> **TASK DESCRIPTION**
Every line of the data that contains the string "他仍然不能确定" must be copied.

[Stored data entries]
○ ○ ○ ○ ○ ○ ○
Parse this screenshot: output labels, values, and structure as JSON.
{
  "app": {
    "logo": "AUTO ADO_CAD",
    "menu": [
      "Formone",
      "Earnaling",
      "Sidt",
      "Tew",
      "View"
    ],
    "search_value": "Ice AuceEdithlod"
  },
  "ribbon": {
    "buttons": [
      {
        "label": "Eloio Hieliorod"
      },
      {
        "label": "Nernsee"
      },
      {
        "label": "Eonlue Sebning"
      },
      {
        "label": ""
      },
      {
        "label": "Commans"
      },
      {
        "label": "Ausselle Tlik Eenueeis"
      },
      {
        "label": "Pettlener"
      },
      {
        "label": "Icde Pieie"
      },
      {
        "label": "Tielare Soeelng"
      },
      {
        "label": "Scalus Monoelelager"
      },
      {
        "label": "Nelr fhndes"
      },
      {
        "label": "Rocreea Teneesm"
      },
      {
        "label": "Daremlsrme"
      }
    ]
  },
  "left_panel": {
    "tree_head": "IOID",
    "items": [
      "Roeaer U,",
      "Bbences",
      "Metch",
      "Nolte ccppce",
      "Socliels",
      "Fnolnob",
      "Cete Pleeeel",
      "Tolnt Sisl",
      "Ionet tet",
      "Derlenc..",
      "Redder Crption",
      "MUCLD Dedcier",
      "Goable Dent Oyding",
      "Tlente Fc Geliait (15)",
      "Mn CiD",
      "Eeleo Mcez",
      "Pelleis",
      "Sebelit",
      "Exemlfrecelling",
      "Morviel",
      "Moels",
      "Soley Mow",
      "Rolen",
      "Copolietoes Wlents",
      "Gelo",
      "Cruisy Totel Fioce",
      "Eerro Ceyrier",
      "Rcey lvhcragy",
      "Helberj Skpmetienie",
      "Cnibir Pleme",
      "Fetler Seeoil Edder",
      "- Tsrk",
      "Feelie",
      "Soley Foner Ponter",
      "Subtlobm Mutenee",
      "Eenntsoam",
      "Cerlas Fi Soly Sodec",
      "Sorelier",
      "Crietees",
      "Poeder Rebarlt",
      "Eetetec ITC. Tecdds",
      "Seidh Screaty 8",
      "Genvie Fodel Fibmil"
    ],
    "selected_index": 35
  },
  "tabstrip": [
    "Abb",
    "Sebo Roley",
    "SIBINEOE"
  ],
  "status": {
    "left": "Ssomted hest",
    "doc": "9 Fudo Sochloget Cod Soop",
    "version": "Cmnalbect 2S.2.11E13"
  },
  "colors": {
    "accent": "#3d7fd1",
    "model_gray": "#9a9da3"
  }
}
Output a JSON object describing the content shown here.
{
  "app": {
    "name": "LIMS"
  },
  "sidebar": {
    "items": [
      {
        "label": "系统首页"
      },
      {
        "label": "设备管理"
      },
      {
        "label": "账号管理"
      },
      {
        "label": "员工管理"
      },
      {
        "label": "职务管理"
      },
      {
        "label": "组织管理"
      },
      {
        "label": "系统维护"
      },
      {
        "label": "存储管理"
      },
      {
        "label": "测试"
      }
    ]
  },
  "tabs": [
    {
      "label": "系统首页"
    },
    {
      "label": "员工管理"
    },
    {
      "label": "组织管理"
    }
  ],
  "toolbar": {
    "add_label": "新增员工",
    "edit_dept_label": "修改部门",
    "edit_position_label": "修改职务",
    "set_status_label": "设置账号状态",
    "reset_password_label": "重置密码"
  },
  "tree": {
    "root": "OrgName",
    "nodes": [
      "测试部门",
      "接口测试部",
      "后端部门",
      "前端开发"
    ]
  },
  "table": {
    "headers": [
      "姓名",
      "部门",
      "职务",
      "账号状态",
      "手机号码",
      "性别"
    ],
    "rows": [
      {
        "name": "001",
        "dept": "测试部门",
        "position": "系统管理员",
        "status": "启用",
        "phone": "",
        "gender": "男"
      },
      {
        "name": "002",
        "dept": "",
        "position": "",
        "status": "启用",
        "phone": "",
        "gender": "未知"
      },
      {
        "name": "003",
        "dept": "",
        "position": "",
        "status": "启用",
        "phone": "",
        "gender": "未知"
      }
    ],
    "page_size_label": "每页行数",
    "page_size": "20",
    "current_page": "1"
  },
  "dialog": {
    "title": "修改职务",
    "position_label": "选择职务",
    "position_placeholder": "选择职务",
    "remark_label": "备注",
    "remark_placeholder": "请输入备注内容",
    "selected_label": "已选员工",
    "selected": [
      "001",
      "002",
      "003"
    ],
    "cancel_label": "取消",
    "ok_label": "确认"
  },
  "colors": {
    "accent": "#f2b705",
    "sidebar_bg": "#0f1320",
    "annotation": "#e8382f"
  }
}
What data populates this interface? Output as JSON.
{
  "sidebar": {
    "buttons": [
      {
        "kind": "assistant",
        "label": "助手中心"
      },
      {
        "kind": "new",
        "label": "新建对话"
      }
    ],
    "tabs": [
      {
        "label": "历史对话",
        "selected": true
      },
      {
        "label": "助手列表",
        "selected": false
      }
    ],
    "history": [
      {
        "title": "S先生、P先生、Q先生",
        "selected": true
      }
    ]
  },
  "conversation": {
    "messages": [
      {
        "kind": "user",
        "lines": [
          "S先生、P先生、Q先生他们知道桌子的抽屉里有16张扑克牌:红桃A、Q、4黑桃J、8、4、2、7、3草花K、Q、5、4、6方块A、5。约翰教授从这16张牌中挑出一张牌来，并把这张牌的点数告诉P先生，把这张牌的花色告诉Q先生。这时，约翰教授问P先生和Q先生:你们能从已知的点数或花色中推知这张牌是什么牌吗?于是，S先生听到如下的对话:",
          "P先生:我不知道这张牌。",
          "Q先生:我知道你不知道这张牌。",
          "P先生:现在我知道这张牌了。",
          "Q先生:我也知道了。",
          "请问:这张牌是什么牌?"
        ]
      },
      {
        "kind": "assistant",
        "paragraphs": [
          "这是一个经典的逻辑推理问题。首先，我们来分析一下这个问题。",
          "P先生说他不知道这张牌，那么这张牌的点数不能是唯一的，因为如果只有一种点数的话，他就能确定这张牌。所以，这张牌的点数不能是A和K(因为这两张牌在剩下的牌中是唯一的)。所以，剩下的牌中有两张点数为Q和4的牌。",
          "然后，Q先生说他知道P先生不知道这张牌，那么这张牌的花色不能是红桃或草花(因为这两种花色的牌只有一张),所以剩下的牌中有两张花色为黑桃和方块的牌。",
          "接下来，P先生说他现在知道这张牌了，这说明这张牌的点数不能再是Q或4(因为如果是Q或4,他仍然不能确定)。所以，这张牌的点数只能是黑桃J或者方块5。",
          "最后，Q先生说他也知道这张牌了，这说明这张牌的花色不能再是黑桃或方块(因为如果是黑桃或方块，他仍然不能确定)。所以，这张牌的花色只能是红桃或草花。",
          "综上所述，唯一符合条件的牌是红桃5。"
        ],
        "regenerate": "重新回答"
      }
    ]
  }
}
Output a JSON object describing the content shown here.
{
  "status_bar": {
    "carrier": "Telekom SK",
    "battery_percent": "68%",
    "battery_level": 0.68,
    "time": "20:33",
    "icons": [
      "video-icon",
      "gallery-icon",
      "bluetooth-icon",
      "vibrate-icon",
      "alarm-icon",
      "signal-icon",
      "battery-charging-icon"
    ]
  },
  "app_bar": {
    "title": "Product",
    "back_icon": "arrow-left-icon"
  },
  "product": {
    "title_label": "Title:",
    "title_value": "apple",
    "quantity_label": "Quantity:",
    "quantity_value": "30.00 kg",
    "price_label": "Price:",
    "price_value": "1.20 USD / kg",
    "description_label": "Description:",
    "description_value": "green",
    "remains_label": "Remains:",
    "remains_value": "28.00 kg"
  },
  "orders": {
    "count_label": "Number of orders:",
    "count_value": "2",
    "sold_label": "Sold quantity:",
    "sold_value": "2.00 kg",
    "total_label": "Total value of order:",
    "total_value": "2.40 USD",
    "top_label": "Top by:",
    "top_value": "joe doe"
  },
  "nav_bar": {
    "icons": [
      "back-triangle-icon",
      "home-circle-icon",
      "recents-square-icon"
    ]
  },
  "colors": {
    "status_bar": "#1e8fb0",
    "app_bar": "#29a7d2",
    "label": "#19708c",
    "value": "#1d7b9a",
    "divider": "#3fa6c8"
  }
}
○ ○ ○ ○ ○ ○ ○
> **SOLUTION TO THIS TASK**
          "接下来，P先生说他现在知道这张牌了，这说明这张牌的点数不能再是Q或4(因为如果是Q或4,他仍然不能确定)。所以，这张牌的点数只能是黑桃J或者方块5。",
          "最后，Q先生说他也知道这张牌了，这说明这张牌的花色不能再是黑桃或方块(因为如果是黑桃或方块，他仍然不能确定)。所以，这张牌的花色只能是红桃或草花。",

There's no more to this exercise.